Gather the lines from the material that contain "content".

*** DATA FOR THE TASK ***

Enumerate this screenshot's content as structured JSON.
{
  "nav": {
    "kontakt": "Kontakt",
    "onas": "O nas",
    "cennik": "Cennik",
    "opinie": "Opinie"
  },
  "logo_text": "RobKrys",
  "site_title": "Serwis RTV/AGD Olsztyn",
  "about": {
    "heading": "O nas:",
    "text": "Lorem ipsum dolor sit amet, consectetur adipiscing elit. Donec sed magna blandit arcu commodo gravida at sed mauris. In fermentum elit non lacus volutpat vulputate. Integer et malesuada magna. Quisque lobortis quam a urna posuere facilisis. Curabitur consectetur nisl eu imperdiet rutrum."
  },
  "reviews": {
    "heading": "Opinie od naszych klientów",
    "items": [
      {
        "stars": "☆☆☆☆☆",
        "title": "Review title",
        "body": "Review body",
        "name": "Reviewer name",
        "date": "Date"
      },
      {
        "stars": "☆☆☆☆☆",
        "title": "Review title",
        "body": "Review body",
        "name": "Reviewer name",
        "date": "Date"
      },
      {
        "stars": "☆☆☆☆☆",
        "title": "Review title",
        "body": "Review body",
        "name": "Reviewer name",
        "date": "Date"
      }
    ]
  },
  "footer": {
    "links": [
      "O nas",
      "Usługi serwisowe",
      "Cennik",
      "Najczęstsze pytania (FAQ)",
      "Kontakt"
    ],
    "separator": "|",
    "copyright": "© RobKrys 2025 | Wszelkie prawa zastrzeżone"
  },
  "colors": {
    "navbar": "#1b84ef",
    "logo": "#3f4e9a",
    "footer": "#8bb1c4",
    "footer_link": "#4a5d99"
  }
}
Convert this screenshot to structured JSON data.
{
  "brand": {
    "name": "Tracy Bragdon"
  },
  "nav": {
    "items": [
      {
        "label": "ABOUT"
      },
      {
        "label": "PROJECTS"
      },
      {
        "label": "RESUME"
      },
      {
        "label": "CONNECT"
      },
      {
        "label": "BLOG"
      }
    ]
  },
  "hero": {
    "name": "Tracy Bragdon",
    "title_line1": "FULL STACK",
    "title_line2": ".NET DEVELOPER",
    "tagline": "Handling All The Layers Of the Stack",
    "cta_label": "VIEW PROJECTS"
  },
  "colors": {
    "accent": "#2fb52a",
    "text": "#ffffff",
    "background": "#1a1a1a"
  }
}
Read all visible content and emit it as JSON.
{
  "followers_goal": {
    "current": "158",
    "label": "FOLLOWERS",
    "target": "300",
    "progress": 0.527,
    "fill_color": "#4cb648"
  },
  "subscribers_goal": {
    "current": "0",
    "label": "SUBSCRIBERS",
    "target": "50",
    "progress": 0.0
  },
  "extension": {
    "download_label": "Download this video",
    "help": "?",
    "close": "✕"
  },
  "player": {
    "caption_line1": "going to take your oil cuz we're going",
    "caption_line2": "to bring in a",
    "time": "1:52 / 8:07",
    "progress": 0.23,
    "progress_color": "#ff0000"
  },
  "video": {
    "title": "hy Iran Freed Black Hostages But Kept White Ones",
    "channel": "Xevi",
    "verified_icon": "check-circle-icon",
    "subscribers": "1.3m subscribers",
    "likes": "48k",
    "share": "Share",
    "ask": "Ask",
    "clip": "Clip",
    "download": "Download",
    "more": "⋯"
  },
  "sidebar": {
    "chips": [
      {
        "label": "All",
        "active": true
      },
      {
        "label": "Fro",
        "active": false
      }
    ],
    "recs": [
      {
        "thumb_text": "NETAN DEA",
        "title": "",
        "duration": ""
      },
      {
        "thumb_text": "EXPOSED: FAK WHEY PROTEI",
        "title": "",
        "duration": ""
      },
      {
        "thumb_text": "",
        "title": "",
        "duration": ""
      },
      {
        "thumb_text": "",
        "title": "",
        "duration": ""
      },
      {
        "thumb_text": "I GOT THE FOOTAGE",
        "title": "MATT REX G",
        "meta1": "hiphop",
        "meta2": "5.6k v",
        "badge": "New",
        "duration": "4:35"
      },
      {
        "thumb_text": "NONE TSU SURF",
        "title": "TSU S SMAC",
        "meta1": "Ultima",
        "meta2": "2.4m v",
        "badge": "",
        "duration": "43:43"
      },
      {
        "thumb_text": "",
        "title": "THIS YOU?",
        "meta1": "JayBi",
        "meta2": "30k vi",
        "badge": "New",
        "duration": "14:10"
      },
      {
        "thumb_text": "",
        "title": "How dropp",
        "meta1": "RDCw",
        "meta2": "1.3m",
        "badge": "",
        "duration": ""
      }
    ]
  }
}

***

__SOLUTION TO THE EXERCISE__:
Enumerate this screenshot's content as structured JSON.
Read all visible content and emit it as JSON.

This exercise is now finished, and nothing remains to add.